• Data to use:
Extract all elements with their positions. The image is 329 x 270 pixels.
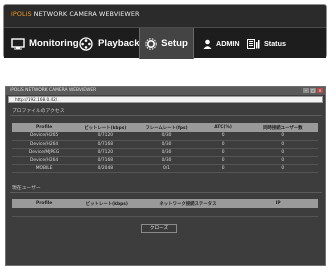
nav-setup-label: Setup <box>161 38 188 49</box>
user-icon <box>203 39 212 49</box>
cell-framerate: 0/30 <box>134 156 199 165</box>
nav-status[interactable]: Status <box>247 28 286 59</box>
cell-users: 0 <box>247 148 318 157</box>
app-header: iPOLiS NETWORK CAMERA WEBVIEWER Monitori… <box>3 4 327 59</box>
cell-bitrate: 0/7168 <box>76 156 135 165</box>
close-icon[interactable]: × <box>317 88 323 93</box>
current-users-heading: 現在ユーザー <box>12 186 41 191</box>
nav-monitoring-label: Monitoring <box>29 38 79 49</box>
col-profile: Profile <box>12 199 77 208</box>
app-title: iPOLiS NETWORK CAMERA WEBVIEWER <box>11 10 140 18</box>
nav-playback-label: Playback <box>98 38 140 49</box>
app-title-text: NETWORK CAMERA WEBVIEWER <box>31 10 140 18</box>
cell-profile: Device/MJPEG <box>12 148 77 157</box>
nav-admin[interactable]: ADMIN <box>203 28 240 59</box>
minimize-icon[interactable]: – <box>303 88 309 93</box>
profile-access-table: Profile ビットレート(kbps) フレームレート(fps) ATC(%)… <box>12 123 318 173</box>
cell-bitrate: 0/7120 <box>76 148 135 157</box>
table-header-row: Profile ビットレート(kbps) フレームレート(fps) ATC(%)… <box>12 123 318 132</box>
gear-icon <box>145 37 157 50</box>
window-title: iPOLiS NETWORK CAMERA WEBVIEWER <box>10 88 97 93</box>
nav-admin-label: ADMIN <box>216 39 240 48</box>
table-row: Device/MJPEG 0/7120 0/30 0 0 <box>12 148 318 157</box>
col-ip: IP <box>238 199 318 208</box>
cell-bitrate: 0/7120 <box>76 132 135 141</box>
address-bar[interactable]: http://192.168.0.42/... <box>8 96 323 103</box>
window-controls: – □ × <box>303 88 323 93</box>
cell-users: 0 <box>247 140 318 149</box>
main-nav: Monitoring Playback Setup ADMIN Status <box>4 27 326 59</box>
address-url: http://192.168.0.42/ <box>15 97 58 102</box>
cell-framerate: 0/30 <box>134 140 199 149</box>
divider <box>10 192 322 193</box>
profile-access-heading: プロファイルのアクセス <box>12 109 65 114</box>
cell-users: 0 <box>247 132 318 141</box>
cell-atc: 0 <box>198 148 248 157</box>
cell-profile: Device/H264 <box>12 140 77 149</box>
status-icon <box>247 38 260 49</box>
col-bitrate: ビットレート(kbps) <box>76 123 135 132</box>
cell-framerate: 0/30 <box>134 148 199 157</box>
cell-users: 0 <box>247 164 318 173</box>
monitor-icon <box>11 37 25 50</box>
maximize-icon[interactable]: □ <box>310 88 316 93</box>
nav-monitoring[interactable]: Monitoring <box>11 28 79 59</box>
col-concurrent-users: 同時接続ユーザー数 <box>247 123 318 132</box>
cell-profile: MOBILE <box>12 164 77 173</box>
cell-bitrate <box>76 208 138 217</box>
cell-bitrate: 0/7168 <box>76 140 135 149</box>
table-header-row: Profile ビットレート(kbps) ネットワーク接続ステータス IP <box>12 199 318 208</box>
cell-users: 0 <box>247 156 318 165</box>
close-button[interactable]: クローズ <box>141 224 177 233</box>
cell-framerate: 0/1 <box>134 164 199 173</box>
cell-atc: 0 <box>198 140 248 149</box>
cell-framerate: 0/30 <box>134 132 199 141</box>
cell-profile <box>12 208 77 217</box>
table-row: MOBILE 0/2048 0/1 0 0 <box>12 164 318 173</box>
cell-bitrate: 0/2048 <box>76 164 135 173</box>
cell-network-status <box>137 208 239 217</box>
table-row: Device/H264 0/7168 0/30 0 0 <box>12 156 318 165</box>
nav-status-label: Status <box>264 39 286 48</box>
address-url-tail: ... <box>57 97 62 102</box>
cell-profile: Device/H265 <box>12 132 77 141</box>
brand-logo: iPOLiS <box>11 10 32 18</box>
divider <box>10 115 322 116</box>
table-row <box>12 208 318 217</box>
nav-setup[interactable]: Setup <box>139 28 194 59</box>
film-reel-icon <box>79 36 94 51</box>
col-profile: Profile <box>12 123 77 132</box>
col-atc: ATC(%) <box>198 123 248 132</box>
cell-atc: 0 <box>198 164 248 173</box>
col-network-status: ネットワーク接続ステータス <box>137 199 239 208</box>
current-users-table: Profile ビットレート(kbps) ネットワーク接続ステータス IP <box>12 199 318 217</box>
cell-atc: 0 <box>198 156 248 165</box>
nav-playback[interactable]: Playback <box>79 28 140 59</box>
cell-atc: 0 <box>198 132 248 141</box>
window-titlebar: iPOLiS NETWORK CAMERA WEBVIEWER – □ × <box>6 87 325 95</box>
table-row: Device/H265 0/7120 0/30 0 0 <box>12 132 318 141</box>
cell-profile: Device/H264 <box>12 156 77 165</box>
col-framerate: フレームレート(fps) <box>134 123 199 132</box>
status-window: iPOLiS NETWORK CAMERA WEBVIEWER – □ × ht… <box>5 86 326 266</box>
cell-ip <box>238 208 318 217</box>
table-row: Device/H264 0/7168 0/30 0 0 <box>12 140 318 149</box>
col-bitrate: ビットレート(kbps) <box>76 199 138 208</box>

• Exercise prompt: Reproduce all the rows above with "cell-users" swapped for "cell-user-count" everywhere it occurs, changing nothing else, and leave the pictures out.

• The solution:
Extract all elements with their positions. The image is 329 x 270 pixels.
nav-setup-label: Setup <box>161 38 188 49</box>
user-icon <box>203 39 212 49</box>
cell-framerate: 0/30 <box>134 156 199 165</box>
nav-status[interactable]: Status <box>247 28 286 59</box>
cell-user-count: 0 <box>247 148 318 157</box>
app-header: iPOLiS NETWORK CAMERA WEBVIEWER Monitori… <box>3 4 327 59</box>
cell-bitrate: 0/7168 <box>76 156 135 165</box>
close-icon[interactable]: × <box>317 88 323 93</box>
current-users-heading: 現在ユーザー <box>12 186 41 191</box>
nav-monitoring-label: Monitoring <box>29 38 79 49</box>
col-profile: Profile <box>12 199 77 208</box>
app-title: iPOLiS NETWORK CAMERA WEBVIEWER <box>11 10 140 18</box>
nav-playback-label: Playback <box>98 38 140 49</box>
app-title-text: NETWORK CAMERA WEBVIEWER <box>31 10 140 18</box>
cell-profile: Device/MJPEG <box>12 148 77 157</box>
nav-admin[interactable]: ADMIN <box>203 28 240 59</box>
minimize-icon[interactable]: – <box>303 88 309 93</box>
profile-access-table: Profile ビットレート(kbps) フレームレート(fps) ATC(%)… <box>12 123 318 173</box>
cell-bitrate: 0/7120 <box>76 148 135 157</box>
table-header-row: Profile ビットレート(kbps) フレームレート(fps) ATC(%)… <box>12 123 318 132</box>
gear-icon <box>145 37 157 50</box>
window-title: iPOLiS NETWORK CAMERA WEBVIEWER <box>10 88 97 93</box>
nav-admin-label: ADMIN <box>216 39 240 48</box>
table-row: Device/MJPEG 0/7120 0/30 0 0 <box>12 148 318 157</box>
col-ip: IP <box>238 199 318 208</box>
cell-bitrate: 0/7120 <box>76 132 135 141</box>
address-bar[interactable]: http://192.168.0.42/... <box>8 96 323 103</box>
window-controls: – □ × <box>303 88 323 93</box>
cell-user-count: 0 <box>247 140 318 149</box>
main-nav: Monitoring Playback Setup ADMIN Status <box>4 27 326 59</box>
address-url: http://192.168.0.42/ <box>15 97 58 102</box>
cell-framerate: 0/30 <box>134 140 199 149</box>
divider <box>10 192 322 193</box>
profile-access-heading: プロファイルのアクセス <box>12 109 65 114</box>
cell-user-count: 0 <box>247 132 318 141</box>
cell-atc: 0 <box>198 148 248 157</box>
cell-profile: Device/H264 <box>12 140 77 149</box>
status-icon <box>247 38 260 49</box>
col-bitrate: ビットレート(kbps) <box>76 123 135 132</box>
cell-framerate: 0/30 <box>134 148 199 157</box>
cell-user-count: 0 <box>247 164 318 173</box>
monitor-icon <box>11 37 25 50</box>
maximize-icon[interactable]: □ <box>310 88 316 93</box>
nav-monitoring[interactable]: Monitoring <box>11 28 79 59</box>
col-concurrent-users: 同時接続ユーザー数 <box>247 123 318 132</box>
cell-profile: MOBILE <box>12 164 77 173</box>
cell-bitrate <box>76 208 138 217</box>
cell-bitrate: 0/7168 <box>76 140 135 149</box>
table-header-row: Profile ビットレート(kbps) ネットワーク接続ステータス IP <box>12 199 318 208</box>
cell-user-count: 0 <box>247 156 318 165</box>
close-button[interactable]: クローズ <box>141 224 177 233</box>
cell-framerate: 0/1 <box>134 164 199 173</box>
cell-atc: 0 <box>198 140 248 149</box>
cell-framerate: 0/30 <box>134 132 199 141</box>
cell-profile <box>12 208 77 217</box>
table-row: MOBILE 0/2048 0/1 0 0 <box>12 164 318 173</box>
cell-bitrate: 0/2048 <box>76 164 135 173</box>
cell-network-status <box>137 208 239 217</box>
table-row: Device/H264 0/7168 0/30 0 0 <box>12 156 318 165</box>
nav-status-label: Status <box>264 39 286 48</box>
address-url-tail: ... <box>57 97 62 102</box>
cell-profile: Device/H265 <box>12 132 77 141</box>
brand-logo: iPOLiS <box>11 10 32 18</box>
divider <box>10 115 322 116</box>
table-row <box>12 208 318 217</box>
nav-setup[interactable]: Setup <box>139 28 194 59</box>
film-reel-icon <box>79 36 94 51</box>
col-profile: Profile <box>12 123 77 132</box>
col-atc: ATC(%) <box>198 123 248 132</box>
cell-atc: 0 <box>198 164 248 173</box>
col-network-status: ネットワーク接続ステータス <box>137 199 239 208</box>
current-users-table: Profile ビットレート(kbps) ネットワーク接続ステータス IP <box>12 199 318 217</box>
cell-atc: 0 <box>198 156 248 165</box>
nav-playback[interactable]: Playback <box>79 28 140 59</box>
cell-atc: 0 <box>198 132 248 141</box>
window-titlebar: iPOLiS NETWORK CAMERA WEBVIEWER – □ × <box>6 87 325 95</box>
table-row: Device/H265 0/7120 0/30 0 0 <box>12 132 318 141</box>
cell-profile: Device/H264 <box>12 156 77 165</box>
col-framerate: フレームレート(fps) <box>134 123 199 132</box>
status-window: iPOLiS NETWORK CAMERA WEBVIEWER – □ × ht… <box>5 86 326 266</box>
cell-ip <box>238 208 318 217</box>
table-row: Device/H264 0/7168 0/30 0 0 <box>12 140 318 149</box>
col-bitrate: ビットレート(kbps) <box>76 199 138 208</box>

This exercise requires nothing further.